EXERCISE TASK ▸ Which lines of the records contain "草原上回"? Collect every one of them.

== == ==

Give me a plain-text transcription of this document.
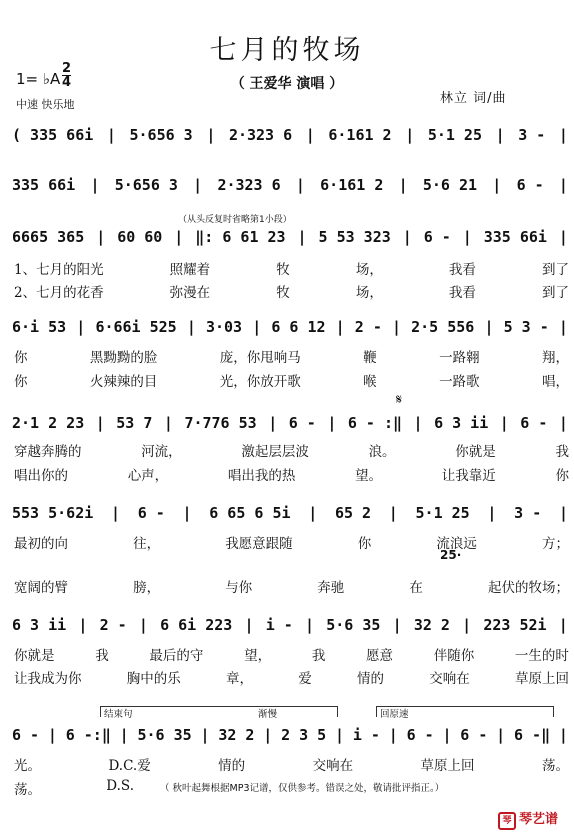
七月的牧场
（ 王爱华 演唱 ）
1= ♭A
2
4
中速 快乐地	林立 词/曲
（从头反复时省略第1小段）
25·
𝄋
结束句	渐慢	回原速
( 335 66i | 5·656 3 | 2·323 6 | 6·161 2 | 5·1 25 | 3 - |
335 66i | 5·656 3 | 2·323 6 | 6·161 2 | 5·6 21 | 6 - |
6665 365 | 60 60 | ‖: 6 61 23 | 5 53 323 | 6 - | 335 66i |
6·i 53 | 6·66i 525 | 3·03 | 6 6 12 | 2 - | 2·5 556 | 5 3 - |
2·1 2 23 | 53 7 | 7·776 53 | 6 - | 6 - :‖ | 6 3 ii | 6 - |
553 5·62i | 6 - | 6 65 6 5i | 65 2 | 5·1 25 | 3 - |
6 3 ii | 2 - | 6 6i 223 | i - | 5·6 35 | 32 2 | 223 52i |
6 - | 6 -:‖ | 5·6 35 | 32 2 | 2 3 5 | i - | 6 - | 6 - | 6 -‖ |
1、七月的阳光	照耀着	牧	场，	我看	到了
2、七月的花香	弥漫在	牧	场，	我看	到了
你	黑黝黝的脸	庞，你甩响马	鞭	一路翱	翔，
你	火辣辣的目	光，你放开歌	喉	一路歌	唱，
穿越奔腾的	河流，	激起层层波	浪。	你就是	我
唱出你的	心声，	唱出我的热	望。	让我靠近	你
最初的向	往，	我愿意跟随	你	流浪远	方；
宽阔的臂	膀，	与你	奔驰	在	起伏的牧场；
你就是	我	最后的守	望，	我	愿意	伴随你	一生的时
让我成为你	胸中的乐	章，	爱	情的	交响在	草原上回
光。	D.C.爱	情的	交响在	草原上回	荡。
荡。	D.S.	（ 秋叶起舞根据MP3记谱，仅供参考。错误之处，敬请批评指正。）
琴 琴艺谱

== == ==

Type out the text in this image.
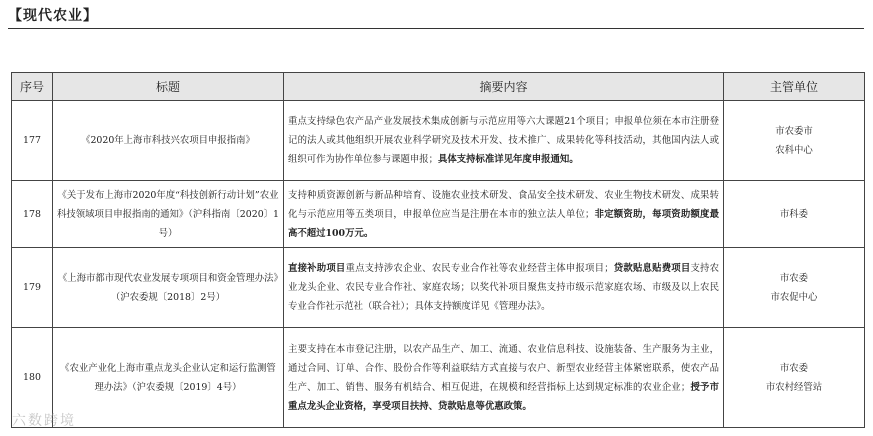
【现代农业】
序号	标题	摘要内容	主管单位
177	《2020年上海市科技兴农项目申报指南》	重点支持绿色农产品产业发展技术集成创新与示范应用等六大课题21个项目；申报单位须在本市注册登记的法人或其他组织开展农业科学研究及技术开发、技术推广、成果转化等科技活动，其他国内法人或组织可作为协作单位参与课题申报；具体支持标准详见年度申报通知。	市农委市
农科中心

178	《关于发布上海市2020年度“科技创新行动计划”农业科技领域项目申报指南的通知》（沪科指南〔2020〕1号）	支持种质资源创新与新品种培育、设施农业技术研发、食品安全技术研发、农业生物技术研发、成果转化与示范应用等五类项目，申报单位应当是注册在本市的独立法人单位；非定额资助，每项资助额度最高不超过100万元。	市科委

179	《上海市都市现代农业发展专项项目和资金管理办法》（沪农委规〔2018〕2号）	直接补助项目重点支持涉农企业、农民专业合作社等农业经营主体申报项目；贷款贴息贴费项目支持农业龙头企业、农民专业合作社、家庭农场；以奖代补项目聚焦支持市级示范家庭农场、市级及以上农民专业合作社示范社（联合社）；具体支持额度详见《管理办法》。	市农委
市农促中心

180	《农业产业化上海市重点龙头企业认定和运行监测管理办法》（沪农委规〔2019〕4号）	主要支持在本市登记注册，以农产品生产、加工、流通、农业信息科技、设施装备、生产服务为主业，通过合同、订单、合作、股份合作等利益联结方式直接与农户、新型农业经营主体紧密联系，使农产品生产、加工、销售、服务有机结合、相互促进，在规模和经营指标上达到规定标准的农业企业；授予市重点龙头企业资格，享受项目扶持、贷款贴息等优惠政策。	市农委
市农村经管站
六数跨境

== == ==

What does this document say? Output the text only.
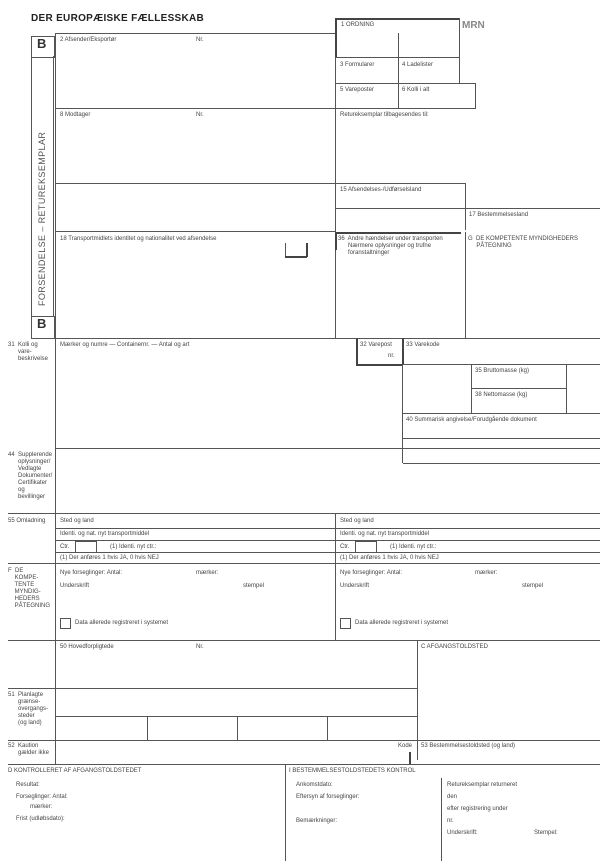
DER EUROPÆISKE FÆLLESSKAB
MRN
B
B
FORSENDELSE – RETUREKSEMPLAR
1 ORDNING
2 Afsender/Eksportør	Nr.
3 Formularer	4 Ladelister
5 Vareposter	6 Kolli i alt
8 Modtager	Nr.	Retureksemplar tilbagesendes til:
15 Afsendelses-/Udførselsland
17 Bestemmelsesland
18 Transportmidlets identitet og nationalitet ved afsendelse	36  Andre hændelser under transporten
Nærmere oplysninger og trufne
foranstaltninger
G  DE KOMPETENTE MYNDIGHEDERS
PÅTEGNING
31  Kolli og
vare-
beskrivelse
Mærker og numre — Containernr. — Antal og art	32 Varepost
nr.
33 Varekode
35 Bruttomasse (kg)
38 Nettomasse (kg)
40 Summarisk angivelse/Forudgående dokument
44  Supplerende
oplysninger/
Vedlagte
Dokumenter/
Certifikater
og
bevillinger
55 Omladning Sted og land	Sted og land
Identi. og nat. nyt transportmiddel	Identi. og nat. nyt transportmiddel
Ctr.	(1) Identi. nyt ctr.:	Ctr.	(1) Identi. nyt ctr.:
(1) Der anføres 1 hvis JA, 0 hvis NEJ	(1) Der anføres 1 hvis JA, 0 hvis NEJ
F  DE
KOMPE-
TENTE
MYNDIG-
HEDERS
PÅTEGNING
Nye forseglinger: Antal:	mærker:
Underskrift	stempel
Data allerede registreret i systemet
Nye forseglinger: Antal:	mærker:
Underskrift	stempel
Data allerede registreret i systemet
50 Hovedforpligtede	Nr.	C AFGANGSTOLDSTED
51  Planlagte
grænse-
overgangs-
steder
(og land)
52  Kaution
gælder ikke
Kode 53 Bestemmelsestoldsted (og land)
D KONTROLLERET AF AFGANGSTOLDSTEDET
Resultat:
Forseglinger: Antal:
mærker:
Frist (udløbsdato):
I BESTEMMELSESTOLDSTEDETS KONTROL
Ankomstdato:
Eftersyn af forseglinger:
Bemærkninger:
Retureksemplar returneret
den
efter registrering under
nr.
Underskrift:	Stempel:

== == ==

REPLY ▸
让我成为你	胸中的乐	章，	爱	情的	交响在	草原上回
光。	D.C.爱	情的	交响在	草原上回	荡。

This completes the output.